*Source extract*.
• • •

How to Read Log Files on Windows, Mac, and Linux
Logging is a data collection method that stores pieces of information about the events that take place in a computer system. There are different kinds of log files based on the kind of information they contain, the events that trigger log creation, and several other factors. This post focuses on log files created by the three main operating systems--Windows, Mac, and Linux, and on the main differences in the ways to access and read log files for each OS.
How Can I Read Log Files on a Windows Computer?
- Read Log Files Using Event Viewer
- Read Log Files Using a Text Editor
Event Viewer is utility software that helps Windows administrators troubleshoot various issues. Each event has its unique ID, which makes it easier to discover solutions for some problems by googling the event ID and reading about other people’s ways of dealing with them. Windows logs are divided into application, security, setup, system, and forwarded events folders for easier access.
Since .log is a plain text extension, you can read logs using any kind of text editing software - Notepad, Notepad++, Microsoft Word, etc. Many advanced users prefer Notepad++ because of its built-in features that make log reading easier. You can use Styler to highlight or color custom keywords such as warnings and errors you wish to trace, which allows you to read log files much faster.
How Can I Read Log Files on a Mac Computer?
- Terminal app
- Console app
- TextEdit or any other text editor
The Terminal app allows users to read log files using the command line. If you’re a beginner administrator with no previous knowledge of Unix, Terminal app might be too much of a challenge for you because it requires familiarity with basic Unix commands. If you prefer to use a point-and-click GUI, try another solution, such as the Console app.

• • •

*Exercise data*.
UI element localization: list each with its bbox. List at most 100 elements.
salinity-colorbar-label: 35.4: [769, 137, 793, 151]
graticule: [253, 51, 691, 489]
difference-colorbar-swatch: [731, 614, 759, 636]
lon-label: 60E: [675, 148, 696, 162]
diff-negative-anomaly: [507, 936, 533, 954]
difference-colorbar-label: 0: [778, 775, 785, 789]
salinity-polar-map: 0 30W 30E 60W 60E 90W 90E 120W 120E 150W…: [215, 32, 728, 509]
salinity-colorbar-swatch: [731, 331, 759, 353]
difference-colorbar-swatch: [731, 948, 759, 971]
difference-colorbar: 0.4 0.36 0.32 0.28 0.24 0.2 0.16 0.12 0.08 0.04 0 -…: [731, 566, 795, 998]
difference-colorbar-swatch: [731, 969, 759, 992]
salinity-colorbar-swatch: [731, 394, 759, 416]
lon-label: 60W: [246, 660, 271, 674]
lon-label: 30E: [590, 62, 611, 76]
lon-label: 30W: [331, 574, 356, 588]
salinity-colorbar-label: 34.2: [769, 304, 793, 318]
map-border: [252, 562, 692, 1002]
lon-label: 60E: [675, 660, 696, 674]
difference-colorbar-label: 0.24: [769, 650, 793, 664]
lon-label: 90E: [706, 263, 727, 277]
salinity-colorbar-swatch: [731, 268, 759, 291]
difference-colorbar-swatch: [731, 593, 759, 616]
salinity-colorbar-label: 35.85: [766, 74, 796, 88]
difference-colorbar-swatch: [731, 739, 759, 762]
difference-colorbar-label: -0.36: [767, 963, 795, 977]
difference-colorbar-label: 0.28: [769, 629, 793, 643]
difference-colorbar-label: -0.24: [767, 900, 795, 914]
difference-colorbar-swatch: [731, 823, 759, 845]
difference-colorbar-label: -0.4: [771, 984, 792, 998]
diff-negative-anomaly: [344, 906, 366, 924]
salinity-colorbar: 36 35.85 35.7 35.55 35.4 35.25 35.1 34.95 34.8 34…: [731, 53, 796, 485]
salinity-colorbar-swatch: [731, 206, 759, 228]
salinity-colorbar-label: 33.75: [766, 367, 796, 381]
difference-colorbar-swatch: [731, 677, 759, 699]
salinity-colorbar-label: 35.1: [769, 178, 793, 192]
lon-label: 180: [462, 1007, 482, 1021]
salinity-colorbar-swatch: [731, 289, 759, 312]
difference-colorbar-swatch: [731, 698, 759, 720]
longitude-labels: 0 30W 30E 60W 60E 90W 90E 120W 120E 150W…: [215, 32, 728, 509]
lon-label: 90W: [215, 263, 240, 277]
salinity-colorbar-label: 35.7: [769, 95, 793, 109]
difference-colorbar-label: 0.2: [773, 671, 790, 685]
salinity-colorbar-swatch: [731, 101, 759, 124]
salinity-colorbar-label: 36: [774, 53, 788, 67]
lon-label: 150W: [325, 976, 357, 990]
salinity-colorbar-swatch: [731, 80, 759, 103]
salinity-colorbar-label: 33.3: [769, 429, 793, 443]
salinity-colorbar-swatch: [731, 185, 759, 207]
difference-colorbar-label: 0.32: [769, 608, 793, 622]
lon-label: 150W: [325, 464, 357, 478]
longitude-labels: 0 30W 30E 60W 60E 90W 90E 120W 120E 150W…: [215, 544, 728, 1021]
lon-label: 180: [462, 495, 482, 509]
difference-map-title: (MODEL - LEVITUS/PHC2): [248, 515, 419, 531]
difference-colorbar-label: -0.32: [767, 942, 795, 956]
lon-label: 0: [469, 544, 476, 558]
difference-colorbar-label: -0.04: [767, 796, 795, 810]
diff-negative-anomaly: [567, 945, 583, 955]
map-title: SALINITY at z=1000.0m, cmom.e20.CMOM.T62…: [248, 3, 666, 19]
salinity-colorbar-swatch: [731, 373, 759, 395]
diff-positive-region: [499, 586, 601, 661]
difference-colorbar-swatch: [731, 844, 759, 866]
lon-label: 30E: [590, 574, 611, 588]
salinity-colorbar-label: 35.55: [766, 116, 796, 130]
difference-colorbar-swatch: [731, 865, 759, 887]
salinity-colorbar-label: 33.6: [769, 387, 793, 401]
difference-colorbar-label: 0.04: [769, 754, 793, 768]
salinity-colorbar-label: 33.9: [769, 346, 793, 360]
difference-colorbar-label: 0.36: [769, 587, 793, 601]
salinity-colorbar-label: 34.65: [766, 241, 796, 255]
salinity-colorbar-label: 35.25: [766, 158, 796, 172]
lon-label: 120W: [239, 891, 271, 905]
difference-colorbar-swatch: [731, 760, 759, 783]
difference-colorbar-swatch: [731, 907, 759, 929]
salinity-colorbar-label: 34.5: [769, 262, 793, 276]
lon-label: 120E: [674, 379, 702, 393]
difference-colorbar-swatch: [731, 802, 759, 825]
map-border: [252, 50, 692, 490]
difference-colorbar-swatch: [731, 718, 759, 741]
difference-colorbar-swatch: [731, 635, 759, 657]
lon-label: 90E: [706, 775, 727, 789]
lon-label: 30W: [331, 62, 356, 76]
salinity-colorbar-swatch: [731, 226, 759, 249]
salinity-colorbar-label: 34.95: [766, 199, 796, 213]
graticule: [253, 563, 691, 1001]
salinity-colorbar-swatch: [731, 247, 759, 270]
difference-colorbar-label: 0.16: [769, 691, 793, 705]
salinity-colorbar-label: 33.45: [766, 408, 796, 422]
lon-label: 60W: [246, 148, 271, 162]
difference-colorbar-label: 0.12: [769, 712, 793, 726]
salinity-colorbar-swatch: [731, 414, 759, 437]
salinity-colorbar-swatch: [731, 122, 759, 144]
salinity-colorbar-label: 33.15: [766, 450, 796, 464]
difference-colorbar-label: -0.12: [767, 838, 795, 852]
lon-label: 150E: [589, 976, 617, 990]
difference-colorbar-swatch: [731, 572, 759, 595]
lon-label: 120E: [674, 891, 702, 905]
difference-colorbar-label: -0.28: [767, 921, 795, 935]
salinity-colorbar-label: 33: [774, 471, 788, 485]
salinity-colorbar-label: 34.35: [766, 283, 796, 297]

• • •

*Questions on the material*.
a – For each statement, say yes or no depending on whether the log file guide agrees, and quote the words from the guide that settle it:
(i) Windows logs are sorted into folders that include security and setup.
(ii) On a Mac, the Terminal app lets you read log files through a point-and-click interface.
(iii) In Notepad++, Styler can be used to highlight custom keywords such as warnings and errors.
b – According to the log file guide, what does each event in Event Viewer have that makes it easier to find solutions to problems?
You can leave the records aside; they aren't needed here.

*Answers to the exercise*.
a –
(i) Yes: "Windows logs are divided into application, security, setup, system, and forwarded events folders for easier access."
(ii) No: "The Terminal app allows users to read log files using the command line."
(iii) Yes: "You can use Styler to highlight or color custom keywords such as warnings and errors you wish to trace"

b – Each event has its own unique ID.